* _Given entries_:
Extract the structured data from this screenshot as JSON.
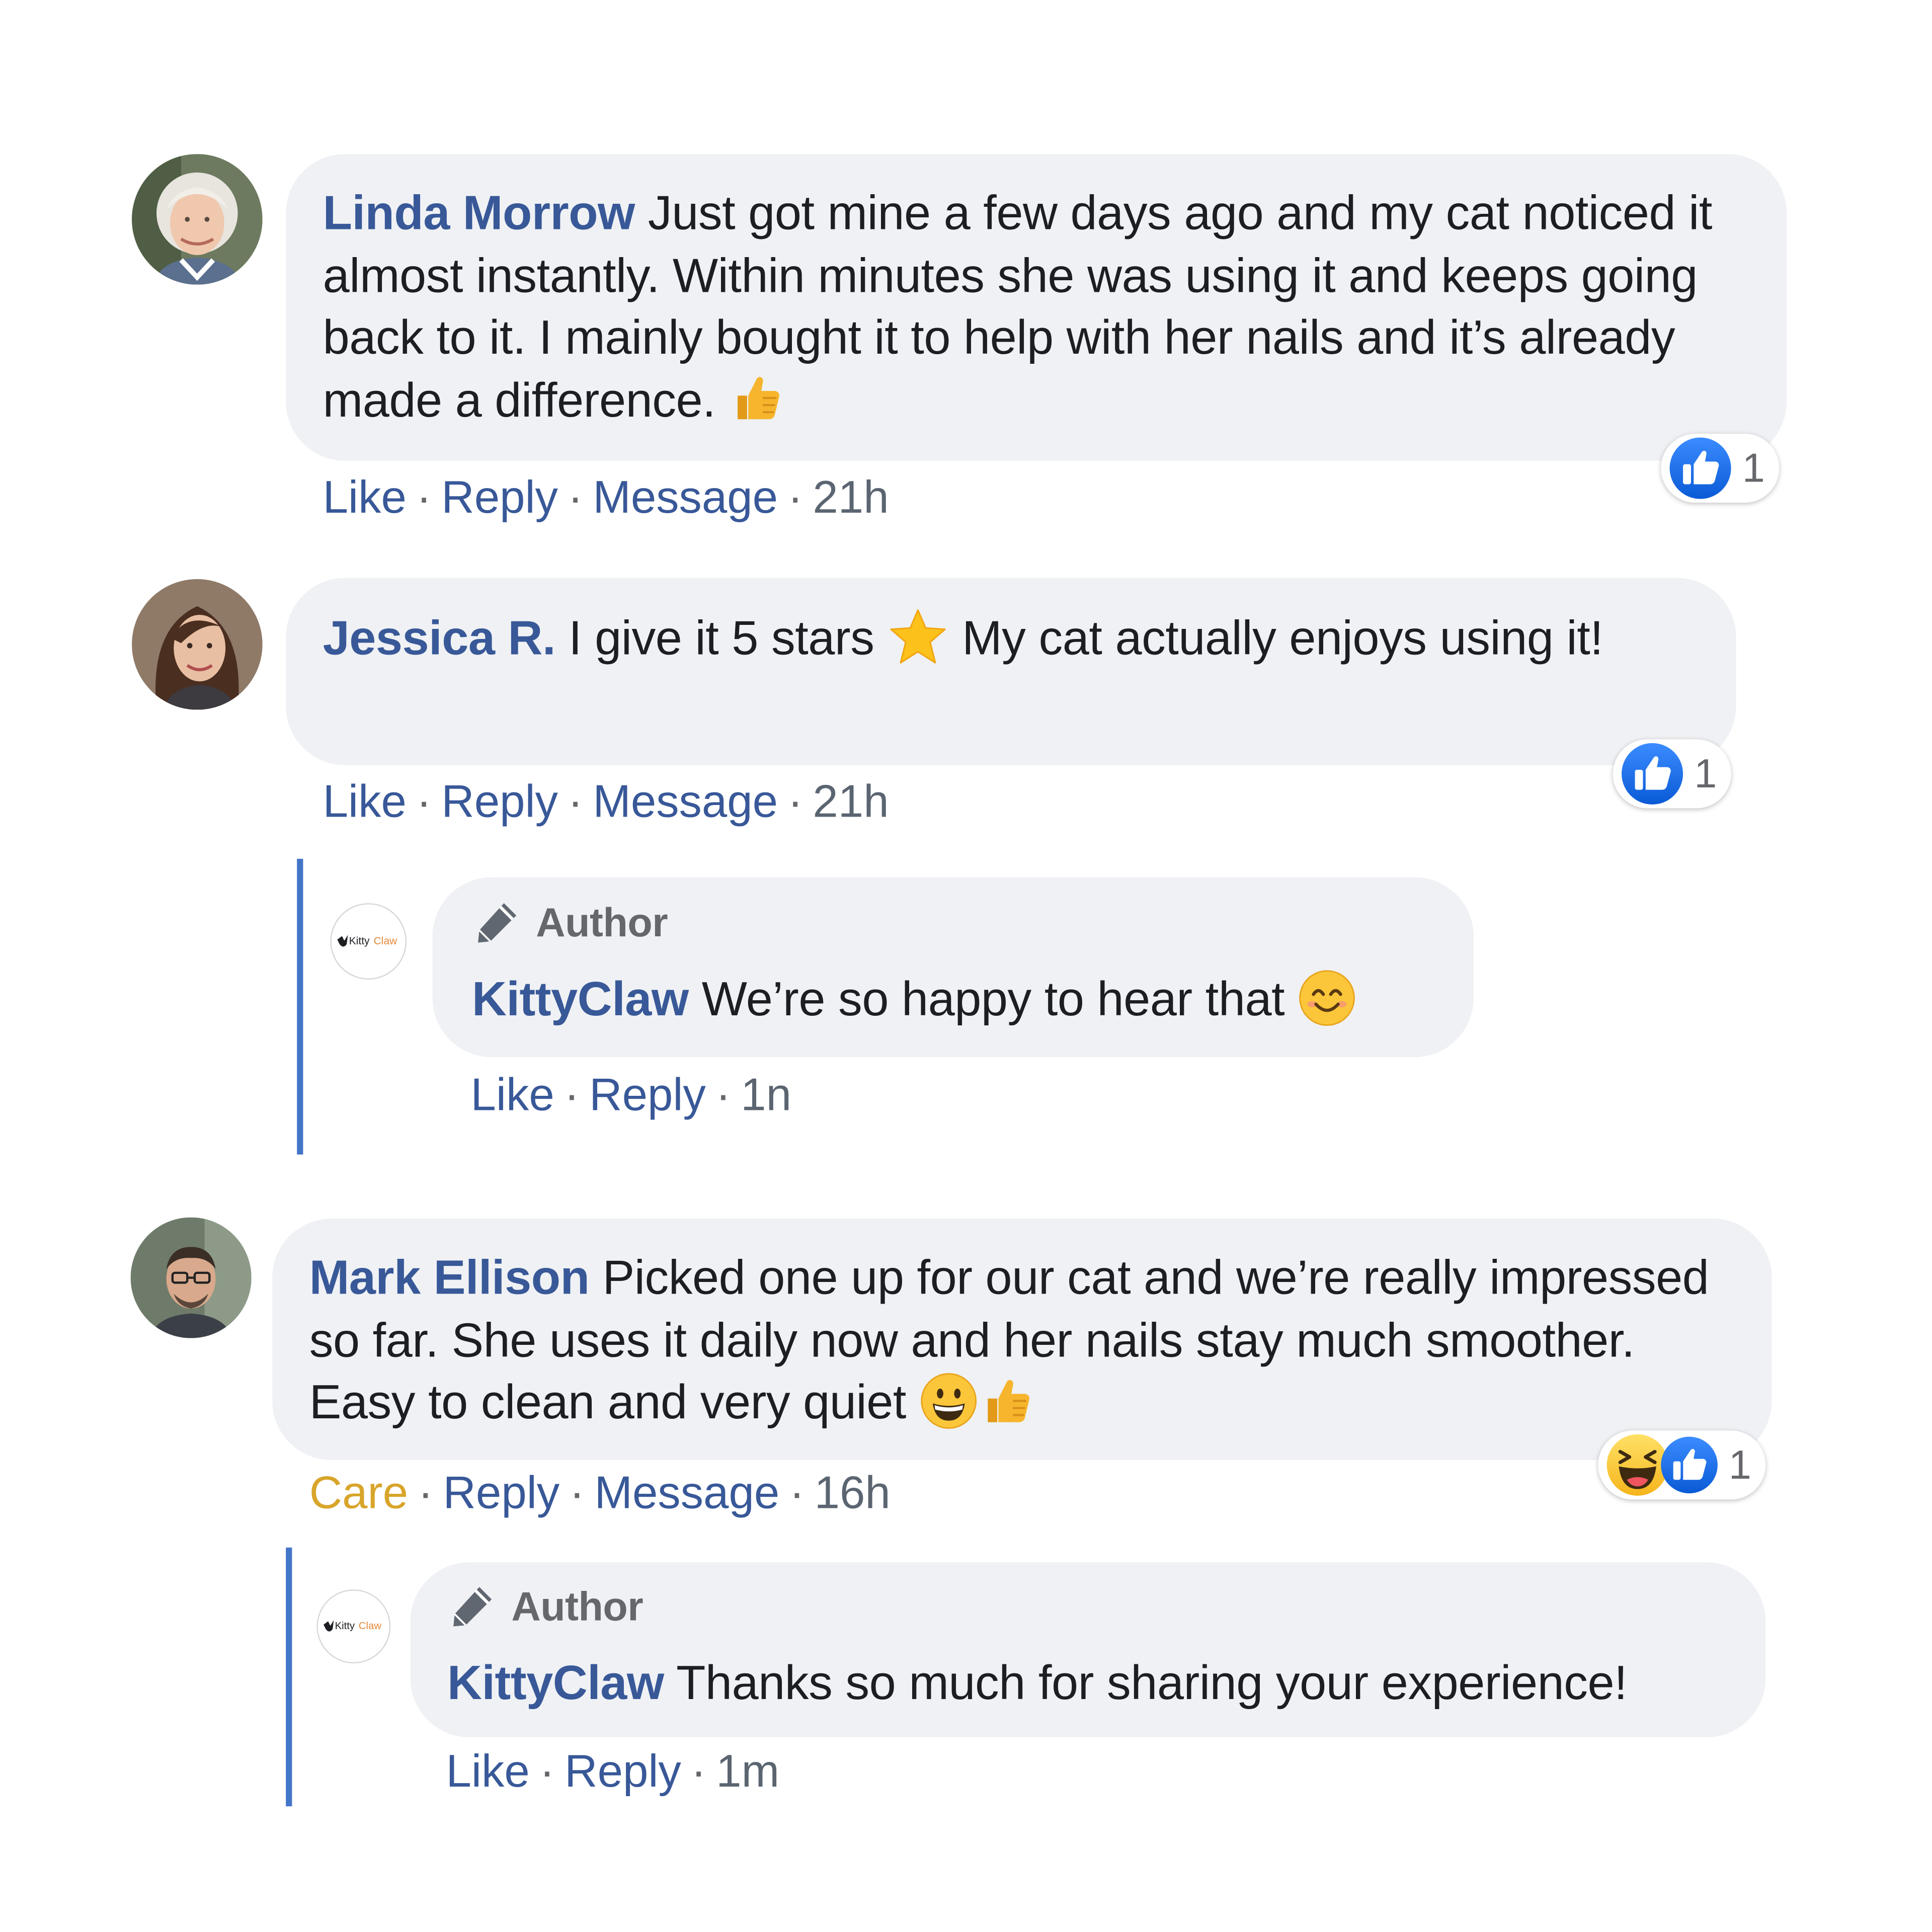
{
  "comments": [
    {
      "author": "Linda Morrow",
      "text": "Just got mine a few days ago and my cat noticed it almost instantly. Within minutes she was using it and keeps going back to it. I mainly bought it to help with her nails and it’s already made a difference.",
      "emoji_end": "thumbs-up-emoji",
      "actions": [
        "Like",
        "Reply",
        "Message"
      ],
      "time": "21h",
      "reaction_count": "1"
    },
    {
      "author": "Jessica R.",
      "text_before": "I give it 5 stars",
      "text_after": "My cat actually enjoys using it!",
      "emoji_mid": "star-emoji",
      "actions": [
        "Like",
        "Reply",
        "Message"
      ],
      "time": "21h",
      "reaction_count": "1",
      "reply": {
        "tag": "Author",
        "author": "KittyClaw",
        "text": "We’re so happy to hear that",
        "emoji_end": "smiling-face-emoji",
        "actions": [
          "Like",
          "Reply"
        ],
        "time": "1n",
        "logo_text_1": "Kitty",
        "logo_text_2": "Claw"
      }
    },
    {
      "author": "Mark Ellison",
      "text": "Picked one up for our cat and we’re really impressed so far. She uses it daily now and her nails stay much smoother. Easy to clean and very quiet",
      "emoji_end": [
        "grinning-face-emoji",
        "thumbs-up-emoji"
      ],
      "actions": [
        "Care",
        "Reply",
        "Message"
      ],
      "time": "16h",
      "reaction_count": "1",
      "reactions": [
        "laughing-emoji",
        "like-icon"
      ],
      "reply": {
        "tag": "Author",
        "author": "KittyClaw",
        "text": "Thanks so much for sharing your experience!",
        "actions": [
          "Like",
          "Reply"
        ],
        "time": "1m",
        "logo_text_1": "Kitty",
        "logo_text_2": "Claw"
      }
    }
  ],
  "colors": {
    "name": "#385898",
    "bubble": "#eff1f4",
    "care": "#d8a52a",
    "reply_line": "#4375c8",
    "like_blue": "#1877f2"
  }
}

--

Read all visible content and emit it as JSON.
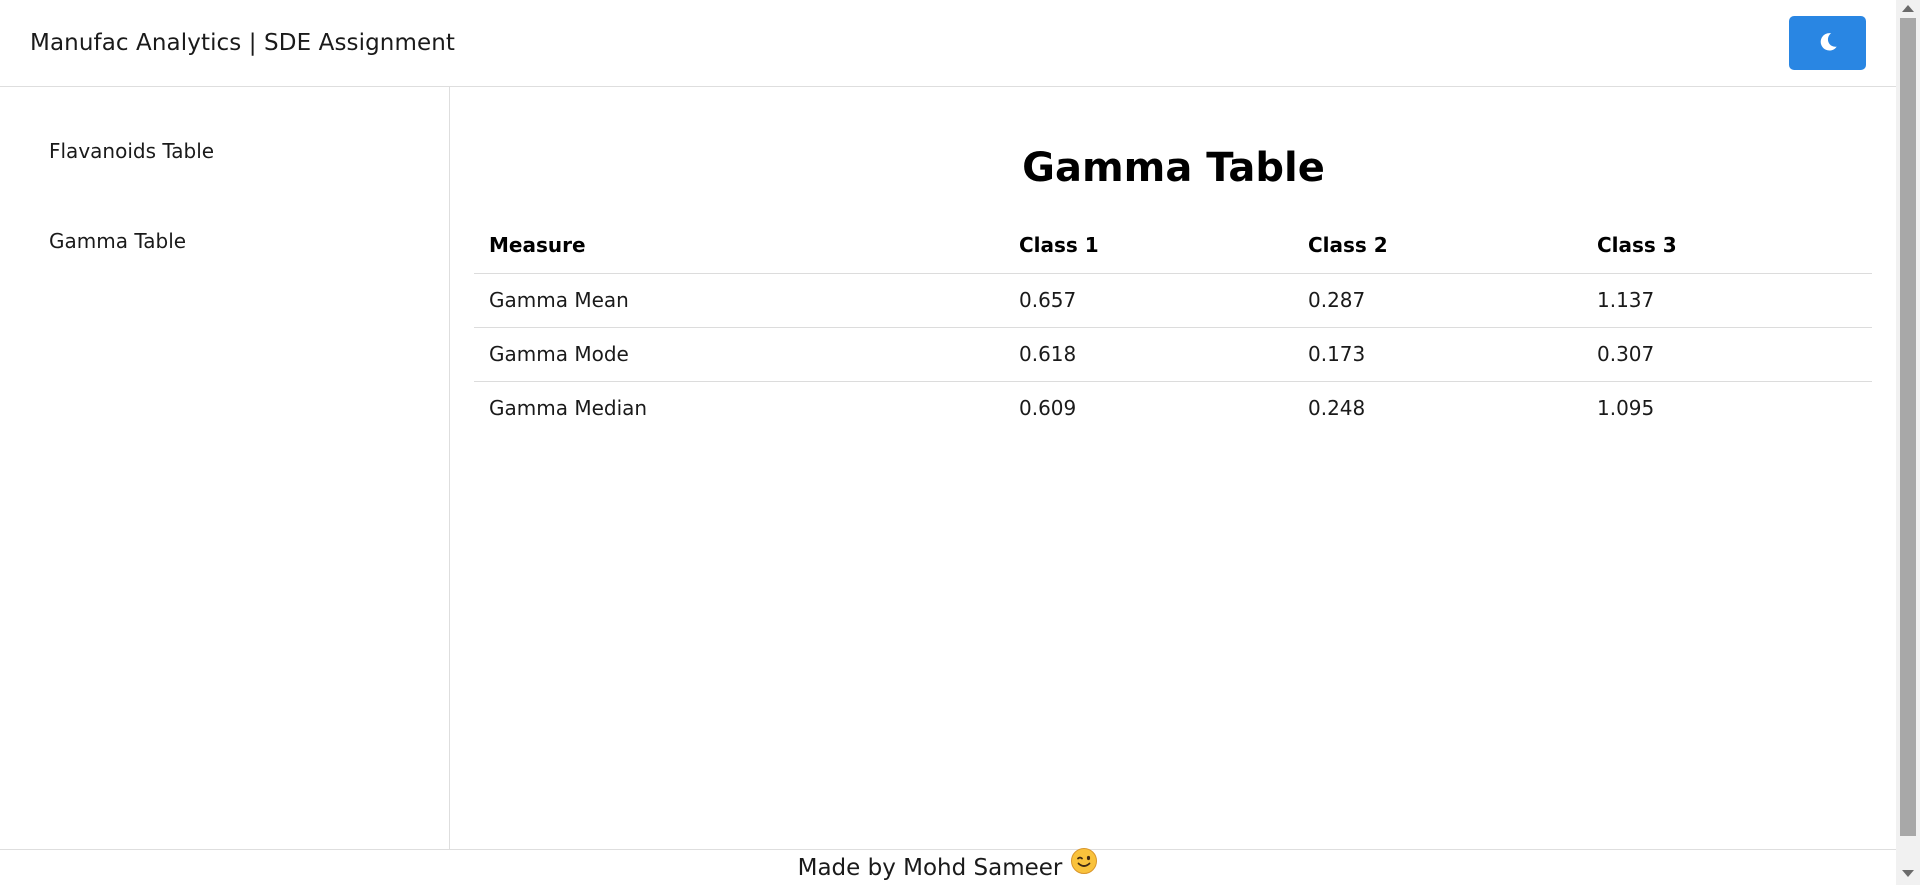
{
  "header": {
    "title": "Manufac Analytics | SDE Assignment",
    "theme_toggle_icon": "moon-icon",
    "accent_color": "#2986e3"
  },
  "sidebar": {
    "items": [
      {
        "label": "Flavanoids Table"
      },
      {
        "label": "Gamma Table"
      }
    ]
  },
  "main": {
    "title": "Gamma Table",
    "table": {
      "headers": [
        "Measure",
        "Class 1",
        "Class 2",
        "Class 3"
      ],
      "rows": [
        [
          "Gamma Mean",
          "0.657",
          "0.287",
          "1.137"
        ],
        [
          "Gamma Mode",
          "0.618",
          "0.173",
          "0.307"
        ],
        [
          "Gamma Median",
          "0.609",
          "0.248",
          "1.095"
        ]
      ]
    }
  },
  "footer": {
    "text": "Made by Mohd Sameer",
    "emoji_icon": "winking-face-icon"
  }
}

* _Task_:
How many lines in the records above contain the word "using"? Give only the number.

* _Written solution_:
2